* _WHAT YOU HAVE TO DO_: Show only lines that include "Nome".

* _Extracted data entries_:
▬▬▬▬▬▬▬▬▬▬

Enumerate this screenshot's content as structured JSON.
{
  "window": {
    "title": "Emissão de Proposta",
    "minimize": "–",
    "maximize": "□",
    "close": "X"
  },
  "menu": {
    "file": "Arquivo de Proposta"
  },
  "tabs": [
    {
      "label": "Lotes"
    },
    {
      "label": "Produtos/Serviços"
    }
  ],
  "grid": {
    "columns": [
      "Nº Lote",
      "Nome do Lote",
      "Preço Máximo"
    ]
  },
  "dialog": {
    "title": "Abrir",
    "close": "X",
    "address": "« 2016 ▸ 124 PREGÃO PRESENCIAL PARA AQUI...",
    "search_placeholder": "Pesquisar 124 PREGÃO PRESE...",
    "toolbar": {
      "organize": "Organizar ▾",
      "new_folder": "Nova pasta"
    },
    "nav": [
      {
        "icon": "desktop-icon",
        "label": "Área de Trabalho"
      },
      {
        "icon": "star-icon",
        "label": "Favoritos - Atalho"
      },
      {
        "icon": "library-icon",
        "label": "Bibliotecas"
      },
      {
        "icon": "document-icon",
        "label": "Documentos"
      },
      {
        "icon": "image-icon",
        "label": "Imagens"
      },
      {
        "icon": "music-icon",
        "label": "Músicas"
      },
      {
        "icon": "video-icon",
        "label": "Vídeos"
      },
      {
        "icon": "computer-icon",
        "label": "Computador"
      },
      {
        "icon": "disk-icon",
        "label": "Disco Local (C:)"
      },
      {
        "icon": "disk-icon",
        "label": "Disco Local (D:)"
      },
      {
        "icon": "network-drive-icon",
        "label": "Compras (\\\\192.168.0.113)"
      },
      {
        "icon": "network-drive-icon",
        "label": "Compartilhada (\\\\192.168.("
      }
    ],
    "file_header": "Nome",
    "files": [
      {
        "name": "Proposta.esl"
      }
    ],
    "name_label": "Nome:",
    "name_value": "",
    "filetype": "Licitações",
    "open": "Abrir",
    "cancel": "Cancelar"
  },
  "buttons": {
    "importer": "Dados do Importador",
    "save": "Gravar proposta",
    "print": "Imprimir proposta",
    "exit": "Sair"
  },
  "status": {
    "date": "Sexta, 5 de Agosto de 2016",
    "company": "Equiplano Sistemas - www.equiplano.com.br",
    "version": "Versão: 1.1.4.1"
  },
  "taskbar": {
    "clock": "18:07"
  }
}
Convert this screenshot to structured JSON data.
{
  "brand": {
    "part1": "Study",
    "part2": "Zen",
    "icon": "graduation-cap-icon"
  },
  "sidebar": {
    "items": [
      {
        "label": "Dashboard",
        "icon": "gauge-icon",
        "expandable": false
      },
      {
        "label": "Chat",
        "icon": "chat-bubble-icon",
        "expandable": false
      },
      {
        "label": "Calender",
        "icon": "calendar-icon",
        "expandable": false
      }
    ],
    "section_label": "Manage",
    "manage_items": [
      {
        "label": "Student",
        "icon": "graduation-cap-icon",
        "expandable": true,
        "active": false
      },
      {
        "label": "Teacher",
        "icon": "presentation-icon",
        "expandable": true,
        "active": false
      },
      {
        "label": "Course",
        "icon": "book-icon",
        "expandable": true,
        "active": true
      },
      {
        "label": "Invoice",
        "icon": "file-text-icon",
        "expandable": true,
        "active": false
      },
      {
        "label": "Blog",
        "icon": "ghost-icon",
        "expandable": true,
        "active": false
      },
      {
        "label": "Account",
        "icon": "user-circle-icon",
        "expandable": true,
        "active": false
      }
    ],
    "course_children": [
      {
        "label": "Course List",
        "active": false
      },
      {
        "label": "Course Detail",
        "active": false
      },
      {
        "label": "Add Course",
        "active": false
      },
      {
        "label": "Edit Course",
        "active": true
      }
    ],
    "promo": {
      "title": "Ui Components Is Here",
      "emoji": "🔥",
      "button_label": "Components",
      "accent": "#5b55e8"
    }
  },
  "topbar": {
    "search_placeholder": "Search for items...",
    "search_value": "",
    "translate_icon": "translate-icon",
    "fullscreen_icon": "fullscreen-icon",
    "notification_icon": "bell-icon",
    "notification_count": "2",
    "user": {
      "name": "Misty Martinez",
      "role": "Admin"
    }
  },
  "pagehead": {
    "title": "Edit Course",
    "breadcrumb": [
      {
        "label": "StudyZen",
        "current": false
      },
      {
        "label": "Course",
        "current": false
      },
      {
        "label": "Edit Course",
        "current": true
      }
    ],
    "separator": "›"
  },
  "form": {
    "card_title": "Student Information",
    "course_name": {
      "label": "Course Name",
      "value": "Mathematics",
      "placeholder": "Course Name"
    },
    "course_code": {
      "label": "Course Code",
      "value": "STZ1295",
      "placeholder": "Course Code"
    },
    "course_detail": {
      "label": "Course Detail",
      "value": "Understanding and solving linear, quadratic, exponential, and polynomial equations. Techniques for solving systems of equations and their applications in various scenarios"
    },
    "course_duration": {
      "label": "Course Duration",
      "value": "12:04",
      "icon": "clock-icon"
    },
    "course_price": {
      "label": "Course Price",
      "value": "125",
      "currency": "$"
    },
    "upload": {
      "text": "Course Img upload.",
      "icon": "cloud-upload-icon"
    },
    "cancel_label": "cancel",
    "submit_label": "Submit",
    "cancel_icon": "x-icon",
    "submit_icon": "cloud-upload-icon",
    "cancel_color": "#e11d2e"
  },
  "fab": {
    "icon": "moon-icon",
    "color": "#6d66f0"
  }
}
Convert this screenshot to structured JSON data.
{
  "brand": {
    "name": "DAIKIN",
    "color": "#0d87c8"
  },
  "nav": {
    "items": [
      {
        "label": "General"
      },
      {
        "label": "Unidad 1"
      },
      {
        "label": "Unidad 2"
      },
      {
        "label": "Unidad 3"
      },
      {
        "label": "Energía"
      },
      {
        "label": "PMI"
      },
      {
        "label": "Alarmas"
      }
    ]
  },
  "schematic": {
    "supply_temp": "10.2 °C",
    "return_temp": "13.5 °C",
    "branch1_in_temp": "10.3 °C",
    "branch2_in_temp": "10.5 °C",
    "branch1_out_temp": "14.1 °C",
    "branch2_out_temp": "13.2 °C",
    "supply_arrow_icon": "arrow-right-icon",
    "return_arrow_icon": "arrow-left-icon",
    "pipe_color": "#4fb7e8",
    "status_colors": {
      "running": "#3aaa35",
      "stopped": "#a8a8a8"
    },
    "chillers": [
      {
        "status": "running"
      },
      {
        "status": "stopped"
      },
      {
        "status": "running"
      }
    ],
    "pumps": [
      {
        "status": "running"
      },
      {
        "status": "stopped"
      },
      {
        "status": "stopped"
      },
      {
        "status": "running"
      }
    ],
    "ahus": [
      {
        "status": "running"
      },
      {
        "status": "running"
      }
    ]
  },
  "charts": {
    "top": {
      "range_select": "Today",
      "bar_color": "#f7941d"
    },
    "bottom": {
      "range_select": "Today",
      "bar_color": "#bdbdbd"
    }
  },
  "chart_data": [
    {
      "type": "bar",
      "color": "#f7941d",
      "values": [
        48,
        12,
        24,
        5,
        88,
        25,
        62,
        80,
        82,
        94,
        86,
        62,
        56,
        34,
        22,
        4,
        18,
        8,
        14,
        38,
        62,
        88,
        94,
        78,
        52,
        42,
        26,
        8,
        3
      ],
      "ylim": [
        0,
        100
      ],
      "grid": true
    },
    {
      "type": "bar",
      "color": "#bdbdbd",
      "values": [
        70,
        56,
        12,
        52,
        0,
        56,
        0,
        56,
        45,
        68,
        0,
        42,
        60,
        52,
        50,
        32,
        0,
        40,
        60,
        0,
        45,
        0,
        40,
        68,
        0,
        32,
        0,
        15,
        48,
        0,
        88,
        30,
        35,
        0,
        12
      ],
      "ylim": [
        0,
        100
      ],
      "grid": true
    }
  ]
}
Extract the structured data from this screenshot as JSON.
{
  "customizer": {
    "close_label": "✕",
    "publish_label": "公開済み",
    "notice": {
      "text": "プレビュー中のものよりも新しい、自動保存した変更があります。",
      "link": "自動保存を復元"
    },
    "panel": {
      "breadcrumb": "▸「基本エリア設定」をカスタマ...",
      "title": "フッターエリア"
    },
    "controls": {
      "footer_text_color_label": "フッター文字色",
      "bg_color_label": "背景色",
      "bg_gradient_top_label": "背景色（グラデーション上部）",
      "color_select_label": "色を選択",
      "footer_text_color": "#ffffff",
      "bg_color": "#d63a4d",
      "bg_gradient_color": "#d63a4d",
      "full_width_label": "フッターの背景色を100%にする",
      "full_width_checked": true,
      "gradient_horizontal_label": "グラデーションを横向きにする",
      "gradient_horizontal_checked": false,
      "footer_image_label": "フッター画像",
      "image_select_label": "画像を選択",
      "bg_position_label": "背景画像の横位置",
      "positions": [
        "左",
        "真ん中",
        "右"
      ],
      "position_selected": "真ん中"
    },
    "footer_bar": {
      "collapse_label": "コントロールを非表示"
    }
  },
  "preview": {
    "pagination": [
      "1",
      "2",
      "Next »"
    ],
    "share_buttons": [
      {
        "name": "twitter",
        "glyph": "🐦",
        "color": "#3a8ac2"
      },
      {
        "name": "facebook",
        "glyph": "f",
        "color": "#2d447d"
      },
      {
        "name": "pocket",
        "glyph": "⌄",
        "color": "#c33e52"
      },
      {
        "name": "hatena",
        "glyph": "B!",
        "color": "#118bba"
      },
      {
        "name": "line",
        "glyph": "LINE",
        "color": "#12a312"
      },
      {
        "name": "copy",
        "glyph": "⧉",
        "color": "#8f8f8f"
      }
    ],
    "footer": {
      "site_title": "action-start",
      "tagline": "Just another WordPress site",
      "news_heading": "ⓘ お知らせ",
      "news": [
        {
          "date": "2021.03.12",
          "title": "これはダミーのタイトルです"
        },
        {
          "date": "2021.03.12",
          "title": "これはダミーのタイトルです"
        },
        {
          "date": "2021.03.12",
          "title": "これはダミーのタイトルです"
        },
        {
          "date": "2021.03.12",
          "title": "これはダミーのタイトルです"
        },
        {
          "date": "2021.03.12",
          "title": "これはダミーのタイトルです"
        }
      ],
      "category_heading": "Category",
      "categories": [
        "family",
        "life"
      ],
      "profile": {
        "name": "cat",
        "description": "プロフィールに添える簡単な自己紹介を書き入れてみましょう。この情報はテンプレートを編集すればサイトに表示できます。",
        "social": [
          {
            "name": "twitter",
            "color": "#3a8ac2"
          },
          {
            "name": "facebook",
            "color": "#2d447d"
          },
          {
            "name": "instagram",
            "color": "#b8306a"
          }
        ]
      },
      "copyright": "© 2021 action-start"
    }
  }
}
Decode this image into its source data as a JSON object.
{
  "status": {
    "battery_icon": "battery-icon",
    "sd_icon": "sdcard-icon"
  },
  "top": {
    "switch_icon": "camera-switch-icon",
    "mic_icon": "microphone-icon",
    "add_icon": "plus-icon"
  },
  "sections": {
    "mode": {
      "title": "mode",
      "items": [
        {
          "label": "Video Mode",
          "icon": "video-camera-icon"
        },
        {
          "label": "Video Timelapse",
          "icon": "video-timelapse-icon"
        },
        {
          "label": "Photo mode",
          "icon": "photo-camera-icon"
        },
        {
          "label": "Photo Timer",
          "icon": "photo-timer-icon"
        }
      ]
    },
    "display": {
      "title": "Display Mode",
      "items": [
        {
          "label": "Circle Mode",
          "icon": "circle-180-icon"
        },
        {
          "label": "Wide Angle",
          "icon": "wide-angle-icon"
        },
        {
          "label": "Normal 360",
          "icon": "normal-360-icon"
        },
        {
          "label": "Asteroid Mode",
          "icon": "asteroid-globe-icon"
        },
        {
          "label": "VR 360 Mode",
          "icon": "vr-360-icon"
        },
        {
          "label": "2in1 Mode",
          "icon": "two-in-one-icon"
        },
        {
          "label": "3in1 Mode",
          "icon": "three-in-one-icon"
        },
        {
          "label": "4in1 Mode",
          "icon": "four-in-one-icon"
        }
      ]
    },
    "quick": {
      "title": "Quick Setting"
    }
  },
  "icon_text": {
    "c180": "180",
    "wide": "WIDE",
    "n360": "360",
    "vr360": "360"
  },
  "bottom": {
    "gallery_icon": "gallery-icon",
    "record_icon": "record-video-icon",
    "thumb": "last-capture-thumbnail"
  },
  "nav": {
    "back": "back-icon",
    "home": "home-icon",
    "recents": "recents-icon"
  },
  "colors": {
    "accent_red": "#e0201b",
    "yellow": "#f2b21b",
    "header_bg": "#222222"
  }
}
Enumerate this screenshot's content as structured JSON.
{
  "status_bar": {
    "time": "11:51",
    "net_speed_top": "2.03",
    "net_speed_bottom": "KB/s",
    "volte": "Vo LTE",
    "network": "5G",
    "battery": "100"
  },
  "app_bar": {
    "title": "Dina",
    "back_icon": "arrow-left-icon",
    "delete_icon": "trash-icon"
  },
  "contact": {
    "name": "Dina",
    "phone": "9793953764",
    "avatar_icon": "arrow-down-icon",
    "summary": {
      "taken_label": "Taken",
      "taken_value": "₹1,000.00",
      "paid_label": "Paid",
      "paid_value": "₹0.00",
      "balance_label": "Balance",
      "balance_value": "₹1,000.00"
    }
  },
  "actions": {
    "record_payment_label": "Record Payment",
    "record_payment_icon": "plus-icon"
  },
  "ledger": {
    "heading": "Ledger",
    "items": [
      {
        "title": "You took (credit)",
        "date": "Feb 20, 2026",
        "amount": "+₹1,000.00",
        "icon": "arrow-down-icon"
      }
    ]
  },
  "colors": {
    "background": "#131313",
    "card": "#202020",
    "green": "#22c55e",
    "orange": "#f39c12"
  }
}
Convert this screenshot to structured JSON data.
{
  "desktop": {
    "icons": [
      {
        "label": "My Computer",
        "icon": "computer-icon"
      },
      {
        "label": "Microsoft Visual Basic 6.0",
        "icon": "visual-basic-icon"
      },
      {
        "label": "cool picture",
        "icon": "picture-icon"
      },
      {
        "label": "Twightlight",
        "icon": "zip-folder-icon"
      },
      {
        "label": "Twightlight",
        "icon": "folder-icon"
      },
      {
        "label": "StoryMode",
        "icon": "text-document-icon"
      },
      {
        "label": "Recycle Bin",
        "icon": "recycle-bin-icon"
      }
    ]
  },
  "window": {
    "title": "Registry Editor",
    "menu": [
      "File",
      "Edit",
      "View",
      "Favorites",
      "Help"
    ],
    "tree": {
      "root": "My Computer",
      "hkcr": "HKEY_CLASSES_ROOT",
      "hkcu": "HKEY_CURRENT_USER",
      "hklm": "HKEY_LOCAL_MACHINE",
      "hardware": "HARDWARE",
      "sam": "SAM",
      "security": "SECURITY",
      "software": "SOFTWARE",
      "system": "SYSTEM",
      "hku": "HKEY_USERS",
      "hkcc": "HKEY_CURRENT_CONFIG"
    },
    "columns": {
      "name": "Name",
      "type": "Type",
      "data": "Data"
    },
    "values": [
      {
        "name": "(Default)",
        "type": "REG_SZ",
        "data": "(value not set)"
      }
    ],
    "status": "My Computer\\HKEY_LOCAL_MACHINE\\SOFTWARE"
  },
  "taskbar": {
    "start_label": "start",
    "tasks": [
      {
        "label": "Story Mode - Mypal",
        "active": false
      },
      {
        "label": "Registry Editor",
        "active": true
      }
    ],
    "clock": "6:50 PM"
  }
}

▬▬▬▬▬▬▬▬▬▬

* _EXERCISE RESPONSE_:
      "Nome do Lote",
    "file_header": "Nome",
    "name_label": "Nome:",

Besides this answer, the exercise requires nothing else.